## [数据文件片段]
——————————
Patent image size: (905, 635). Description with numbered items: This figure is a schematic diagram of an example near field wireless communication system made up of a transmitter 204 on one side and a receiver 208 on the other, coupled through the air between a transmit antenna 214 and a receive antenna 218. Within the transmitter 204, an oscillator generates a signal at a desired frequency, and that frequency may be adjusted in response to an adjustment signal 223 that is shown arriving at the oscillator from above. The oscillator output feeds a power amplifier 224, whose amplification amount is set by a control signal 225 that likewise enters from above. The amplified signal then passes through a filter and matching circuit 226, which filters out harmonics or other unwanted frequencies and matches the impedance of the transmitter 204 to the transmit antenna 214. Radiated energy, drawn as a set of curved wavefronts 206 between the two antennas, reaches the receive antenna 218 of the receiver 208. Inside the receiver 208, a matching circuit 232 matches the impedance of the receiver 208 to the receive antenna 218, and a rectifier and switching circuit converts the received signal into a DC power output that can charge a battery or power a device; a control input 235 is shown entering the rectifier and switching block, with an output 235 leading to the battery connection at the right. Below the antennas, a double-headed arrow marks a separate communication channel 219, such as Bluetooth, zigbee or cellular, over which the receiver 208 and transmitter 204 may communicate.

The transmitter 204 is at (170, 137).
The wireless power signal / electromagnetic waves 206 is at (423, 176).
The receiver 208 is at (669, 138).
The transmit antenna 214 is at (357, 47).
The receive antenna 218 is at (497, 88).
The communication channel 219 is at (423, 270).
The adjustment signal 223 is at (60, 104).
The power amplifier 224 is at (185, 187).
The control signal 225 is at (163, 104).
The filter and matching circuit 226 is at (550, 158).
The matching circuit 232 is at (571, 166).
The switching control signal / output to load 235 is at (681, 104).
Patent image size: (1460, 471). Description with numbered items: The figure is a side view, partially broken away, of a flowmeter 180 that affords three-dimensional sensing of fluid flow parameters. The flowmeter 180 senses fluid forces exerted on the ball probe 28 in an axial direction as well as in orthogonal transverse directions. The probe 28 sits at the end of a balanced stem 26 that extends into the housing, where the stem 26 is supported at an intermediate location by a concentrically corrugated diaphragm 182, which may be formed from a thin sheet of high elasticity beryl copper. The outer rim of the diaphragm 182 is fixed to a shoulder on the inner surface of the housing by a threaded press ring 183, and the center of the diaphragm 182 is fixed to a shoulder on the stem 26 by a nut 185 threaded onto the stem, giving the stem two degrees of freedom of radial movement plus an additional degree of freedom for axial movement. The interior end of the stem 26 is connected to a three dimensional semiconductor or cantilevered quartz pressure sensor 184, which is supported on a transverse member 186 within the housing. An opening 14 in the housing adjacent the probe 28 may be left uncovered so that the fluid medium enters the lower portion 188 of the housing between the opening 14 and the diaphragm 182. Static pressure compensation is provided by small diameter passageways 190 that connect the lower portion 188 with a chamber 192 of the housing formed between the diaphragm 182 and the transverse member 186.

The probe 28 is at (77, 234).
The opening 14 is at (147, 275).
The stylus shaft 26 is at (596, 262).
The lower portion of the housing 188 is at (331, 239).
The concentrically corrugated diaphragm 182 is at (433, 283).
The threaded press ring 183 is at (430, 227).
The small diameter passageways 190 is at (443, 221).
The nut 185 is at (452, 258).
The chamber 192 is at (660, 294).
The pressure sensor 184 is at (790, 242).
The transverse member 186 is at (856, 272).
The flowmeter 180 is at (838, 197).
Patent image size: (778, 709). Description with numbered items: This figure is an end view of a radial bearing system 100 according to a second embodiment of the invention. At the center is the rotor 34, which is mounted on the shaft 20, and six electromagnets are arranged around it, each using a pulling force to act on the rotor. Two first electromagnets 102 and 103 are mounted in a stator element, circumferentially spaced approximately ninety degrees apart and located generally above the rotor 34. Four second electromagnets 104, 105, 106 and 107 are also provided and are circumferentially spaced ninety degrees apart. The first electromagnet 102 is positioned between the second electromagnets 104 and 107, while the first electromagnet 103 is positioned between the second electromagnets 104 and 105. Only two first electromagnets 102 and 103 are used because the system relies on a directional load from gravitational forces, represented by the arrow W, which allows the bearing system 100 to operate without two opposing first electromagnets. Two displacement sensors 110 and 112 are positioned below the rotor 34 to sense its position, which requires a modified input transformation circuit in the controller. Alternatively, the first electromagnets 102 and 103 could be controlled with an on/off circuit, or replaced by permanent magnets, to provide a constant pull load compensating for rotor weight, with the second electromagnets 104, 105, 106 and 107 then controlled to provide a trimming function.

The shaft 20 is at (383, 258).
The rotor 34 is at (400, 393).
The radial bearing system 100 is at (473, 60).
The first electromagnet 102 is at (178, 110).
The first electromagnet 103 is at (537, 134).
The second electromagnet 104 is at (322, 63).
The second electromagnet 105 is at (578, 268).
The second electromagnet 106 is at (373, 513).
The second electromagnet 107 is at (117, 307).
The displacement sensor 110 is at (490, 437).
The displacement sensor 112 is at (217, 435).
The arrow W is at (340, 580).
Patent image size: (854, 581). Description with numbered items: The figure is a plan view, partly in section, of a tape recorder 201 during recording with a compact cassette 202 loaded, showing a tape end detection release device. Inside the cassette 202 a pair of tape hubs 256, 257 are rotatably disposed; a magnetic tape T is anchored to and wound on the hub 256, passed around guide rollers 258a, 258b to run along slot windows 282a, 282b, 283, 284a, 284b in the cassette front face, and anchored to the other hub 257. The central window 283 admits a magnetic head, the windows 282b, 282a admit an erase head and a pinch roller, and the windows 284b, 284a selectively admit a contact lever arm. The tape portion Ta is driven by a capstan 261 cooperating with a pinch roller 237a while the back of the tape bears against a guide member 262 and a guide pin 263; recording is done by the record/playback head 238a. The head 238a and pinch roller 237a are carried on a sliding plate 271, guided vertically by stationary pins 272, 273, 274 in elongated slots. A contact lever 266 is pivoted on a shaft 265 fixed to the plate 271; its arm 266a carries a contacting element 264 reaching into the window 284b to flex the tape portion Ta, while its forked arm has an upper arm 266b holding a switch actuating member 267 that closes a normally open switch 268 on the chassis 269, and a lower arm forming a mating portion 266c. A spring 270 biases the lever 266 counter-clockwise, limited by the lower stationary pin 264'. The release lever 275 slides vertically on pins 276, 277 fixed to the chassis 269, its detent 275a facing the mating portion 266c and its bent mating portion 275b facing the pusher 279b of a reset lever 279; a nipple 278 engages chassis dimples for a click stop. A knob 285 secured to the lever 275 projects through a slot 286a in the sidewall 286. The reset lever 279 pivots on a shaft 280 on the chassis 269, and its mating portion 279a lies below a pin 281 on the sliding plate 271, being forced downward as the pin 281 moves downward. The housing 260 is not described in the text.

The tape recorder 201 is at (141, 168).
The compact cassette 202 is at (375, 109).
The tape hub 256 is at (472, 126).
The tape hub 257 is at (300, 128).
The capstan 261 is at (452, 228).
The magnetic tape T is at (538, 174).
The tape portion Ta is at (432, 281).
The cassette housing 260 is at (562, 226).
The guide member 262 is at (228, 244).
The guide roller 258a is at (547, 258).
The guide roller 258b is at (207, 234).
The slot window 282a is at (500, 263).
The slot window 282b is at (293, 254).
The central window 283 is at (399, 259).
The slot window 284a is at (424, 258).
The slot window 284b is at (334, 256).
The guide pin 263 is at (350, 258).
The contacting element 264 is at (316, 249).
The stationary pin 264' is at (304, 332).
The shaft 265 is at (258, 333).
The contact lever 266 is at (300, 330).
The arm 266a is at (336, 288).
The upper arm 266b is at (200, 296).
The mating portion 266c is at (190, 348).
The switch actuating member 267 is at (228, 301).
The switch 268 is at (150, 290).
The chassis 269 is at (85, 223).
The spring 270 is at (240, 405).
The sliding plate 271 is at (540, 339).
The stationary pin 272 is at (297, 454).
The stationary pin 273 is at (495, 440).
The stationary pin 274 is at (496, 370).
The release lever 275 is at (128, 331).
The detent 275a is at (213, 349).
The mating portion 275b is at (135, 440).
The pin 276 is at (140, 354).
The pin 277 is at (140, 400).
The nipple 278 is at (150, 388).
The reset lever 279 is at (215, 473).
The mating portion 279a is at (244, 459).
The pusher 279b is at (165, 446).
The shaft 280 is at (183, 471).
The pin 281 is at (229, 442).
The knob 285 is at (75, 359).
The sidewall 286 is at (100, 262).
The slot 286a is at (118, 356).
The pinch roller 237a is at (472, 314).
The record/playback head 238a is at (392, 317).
——————————
## [任务要求]
请把上面条目中从含有“Patent image size: (778, 709).”的那一行到含有“The radial bearing”的那一行原样照抄出来，首尾两行都包括在内。

## [答复]
Patent image size: (778, 709). Description with numbered items: This figure is an end view of a radial bearing system 100 according to a second embodiment of the invention. At the center is the rotor 34, which is mounted on the shaft 20, and six electromagnets are arranged around it, each using a pulling force to act on the rotor. Two first electromagnets 102 and 103 are mounted in a stator element, circumferentially spaced approximately ninety degrees apart and located generally above the rotor 34. Four second electromagnets 104, 105, 106 and 107 are also provided and are circumferentially spaced ninety degrees apart. The first electromagnet 102 is positioned between the second electromagnets 104 and 107, while the first electromagnet 103 is positioned between the second electromagnets 104 and 105. Only two first electromagnets 102 and 103 are used because the system relies on a directional load from gravitational forces, represented by the arrow W, which allows the bearing system 100 to operate without two opposing first electromagnets. Two displacement sensors 110 and 112 are positioned below the rotor 34 to sense its position, which requires a modified input transformation circuit in the controller. Alternatively, the first electromagnets 102 and 103 could be controlled with an on/off circuit, or replaced by permanent magnets, to provide a constant pull load compensating for rotor weight, with the second electromagnets 104, 105, 106 and 107 then controlled to provide a trimming function.

The shaft 20 is at (383, 258).
The rotor 34 is at (400, 393).
The radial bearing system 100 is at (473, 60).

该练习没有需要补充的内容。